## The request
Leave out the pictures; transcribe all else exactly.

# Start of Records shown

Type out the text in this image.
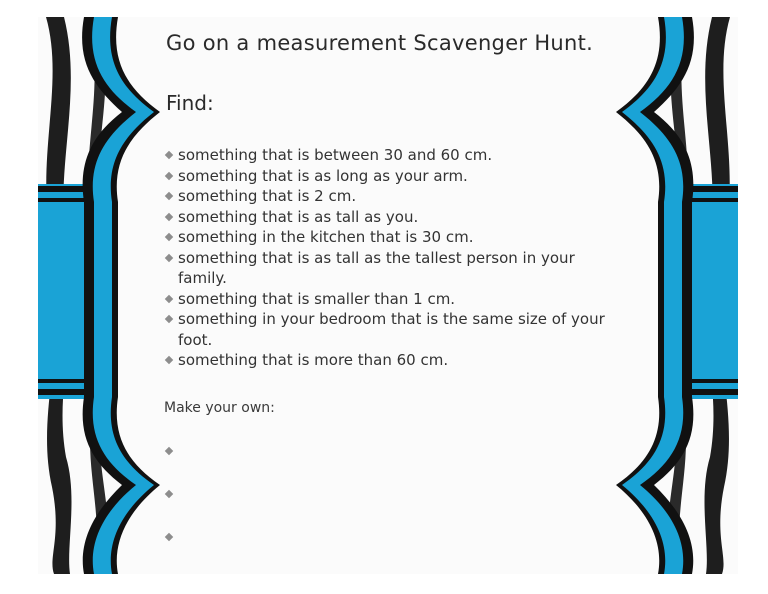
Go on a measurement Scavenger Hunt.
Find:
something that is between 30 and 60 cm.
something that is as long as your arm.
something that is 2 cm.
something that is as tall as you.
something in the kitchen that is 30 cm.
something that is as tall as the tallest person in your family.
something that is smaller than 1 cm.
something in your bedroom that is the same size of your foot.
something that is more than 60 cm.

Make your own:
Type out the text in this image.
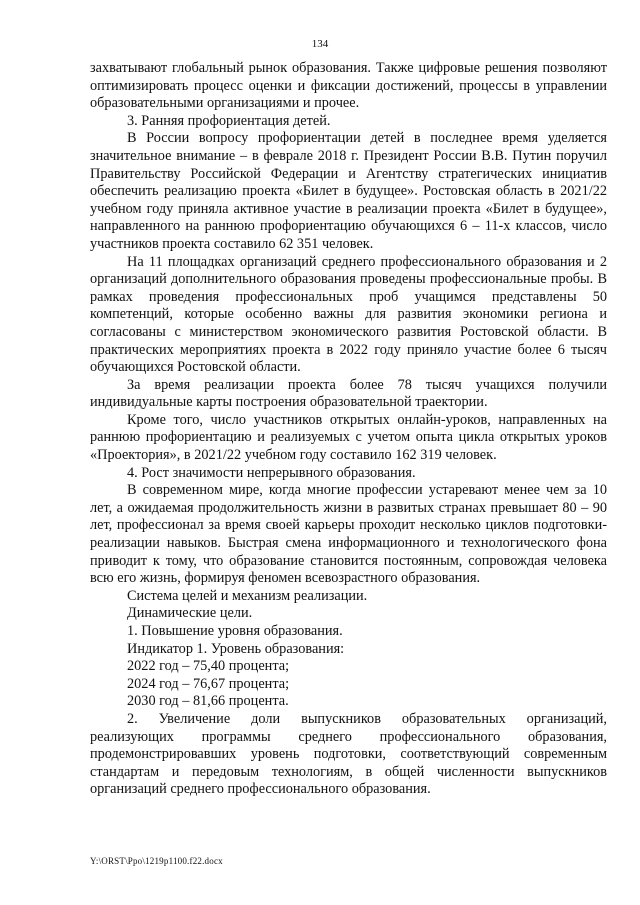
134

захватывают глобальный рынок образования. Также цифровые решения позволяют оптимизировать процесс оценки и фиксации достижений, процессы в управлении образовательными организациями и прочее.

3. Ранняя профориентация детей.

В России вопросу профориентации детей в последнее время уделяется значительное внимание – в феврале 2018 г. Президент России В.В. Путин поручил Правительству Российской Федерации и Агентству стратегических инициатив обеспечить реализацию проекта «Билет в будущее». Ростовская область в 2021/22 учебном году приняла активное участие в реализации проекта «Билет в будущее», направленного на раннюю профориентацию обучающихся 6 – 11-х классов, число участников проекта составило 62 351 человек.

На 11 площадках организаций среднего профессионального образования и 2 организаций дополнительного образования проведены профессиональные пробы. В рамках проведения профессиональных проб учащимся представлены 50 компетенций, которые особенно важны для развития экономики региона и согласованы с министерством экономического развития Ростовской области. В практических мероприятиях проекта в 2022 году приняло участие более 6 тысяч обучающихся Ростовской области.

За время реализации проекта более 78 тысяч учащихся получили индивидуальные карты построения образовательной траектории.

Кроме того, число участников открытых онлайн-уроков, направленных на раннюю профориентацию и реализуемых с учетом опыта цикла открытых уроков «Проектория», в 2021/22 учебном году составило 162 319 человек.

4. Рост значимости непрерывного образования.

В современном мире, когда многие профессии устаревают менее чем за 10 лет, а ожидаемая продолжительность жизни в развитых странах превышает 80 – 90 лет, профессионал за время своей карьеры проходит несколько циклов подготовки-реализации навыков. Быстрая смена информационного и технологического фона приводит к тому, что образование становится постоянным, сопровождая человека всю его жизнь, формируя феномен всевозрастного образования.

Система целей и механизм реализации.

Динамические цели.

1. Повышение уровня образования.

Индикатор 1. Уровень образования:

2022 год – 75,40 процента;

2024 год – 76,67 процента;

2030 год – 81,66 процента.

2. Увеличение доли выпускников образовательных организаций, реализующих программы среднего профессионального образования, продемонстрировавших уровень подготовки, соответствующий современным стандартам и передовым технологиям, в общей численности выпускников организаций среднего профессионального образования.

Y:\ORST\Ppo\1219p1100.f22.docx
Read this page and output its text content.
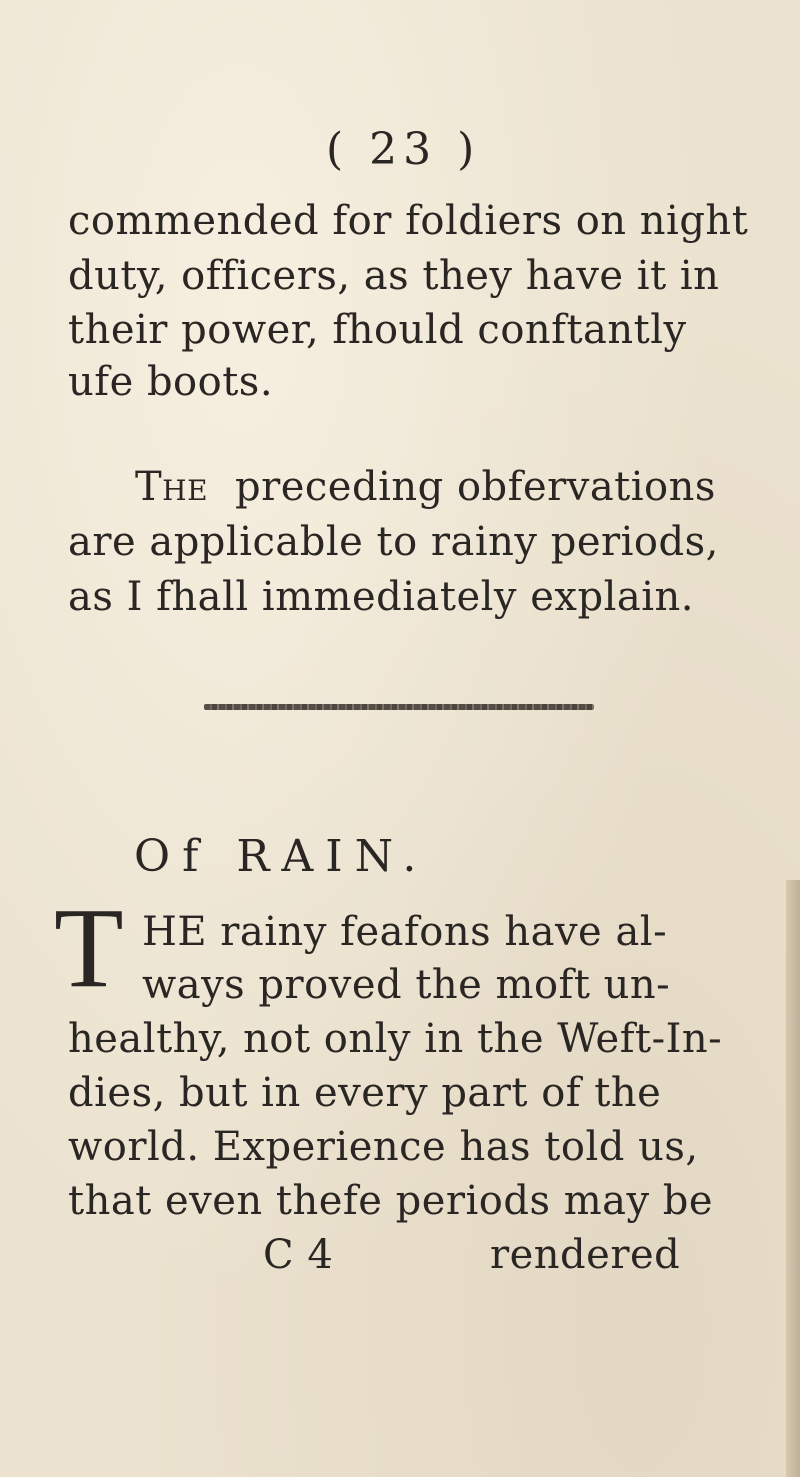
( 23 )
commended for foldiers on night
duty, officers, as they have it in
their power, fhould conftantly
ufe boots.
The preceding obfervations
are applicable to rainy periods,
as I fhall immediately explain.
Of RAIN.
T HE rainy feafons have al-
ways proved the moft un-
healthy, not only in the Weft-In-
dies, but in every part of the
world. Experience has told us,
that even thefe periods may be
C 4	rendered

# End of Records shown

## Output
Type out the text in this image.
Go on a measurement Scavenger Hunt.
Find:
something that is between 30 and 60 cm.
something that is as long as your arm.
something that is 2 cm.
something that is as tall as you.
something in the kitchen that is 30 cm.
something that is as tall as the tallest person in your family.
something that is smaller than 1 cm.
something in your bedroom that is the same size of your foot.
something that is more than 60 cm.

Make your own:
Type out the text in this image.
134

захватывают глобальный рынок образования. Также цифровые решения позволяют оптимизировать процесс оценки и фиксации достижений, процессы в управлении образовательными организациями и прочее.

3. Ранняя профориентация детей.

В России вопросу профориентации детей в последнее время уделяется значительное внимание – в феврале 2018 г. Президент России В.В. Путин поручил Правительству Российской Федерации и Агентству стратегических инициатив обеспечить реализацию проекта «Билет в будущее». Ростовская область в 2021/22 учебном году приняла активное участие в реализации проекта «Билет в будущее», направленного на раннюю профориентацию обучающихся 6 – 11-х классов, число участников проекта составило 62 351 человек.

На 11 площадках организаций среднего профессионального образования и 2 организаций дополнительного образования проведены профессиональные пробы. В рамках проведения профессиональных проб учащимся представлены 50 компетенций, которые особенно важны для развития экономики региона и согласованы с министерством экономического развития Ростовской области. В практических мероприятиях проекта в 2022 году приняло участие более 6 тысяч обучающихся Ростовской области.

За время реализации проекта более 78 тысяч учащихся получили индивидуальные карты построения образовательной траектории.

Кроме того, число участников открытых онлайн-уроков, направленных на раннюю профориентацию и реализуемых с учетом опыта цикла открытых уроков «Проектория», в 2021/22 учебном году составило 162 319 человек.

4. Рост значимости непрерывного образования.

В современном мире, когда многие профессии устаревают менее чем за 10 лет, а ожидаемая продолжительность жизни в развитых странах превышает 80 – 90 лет, профессионал за время своей карьеры проходит несколько циклов подготовки-реализации навыков. Быстрая смена информационного и технологического фона приводит к тому, что образование становится постоянным, сопровождая человека всю его жизнь, формируя феномен всевозрастного образования.

Система целей и механизм реализации.

Динамические цели.

1. Повышение уровня образования.

Индикатор 1. Уровень образования:

2022 год – 75,40 процента;

2024 год – 76,67 процента;

2030 год – 81,66 процента.

2. Увеличение доли выпускников образовательных организаций, реализующих программы среднего профессионального образования, продемонстрировавших уровень подготовки, соответствующий современным стандартам и передовым технологиям, в общей численности выпускников организаций среднего профессионального образования.

Y:\ORST\Ppo\1219p1100.f22.docx
Read this page and output its text content.
( 23 )
commended for foldiers on night
duty, officers, as they have it in
their power, fhould conftantly
ufe boots.
The preceding obfervations
are applicable to rainy periods,
as I fhall immediately explain.
Of RAIN.
T HE rainy feafons have al-
ways proved the moft un-
healthy, not only in the Weft-In-
dies, but in every part of the
world. Experience has told us,
that even thefe periods may be
C 4	rendered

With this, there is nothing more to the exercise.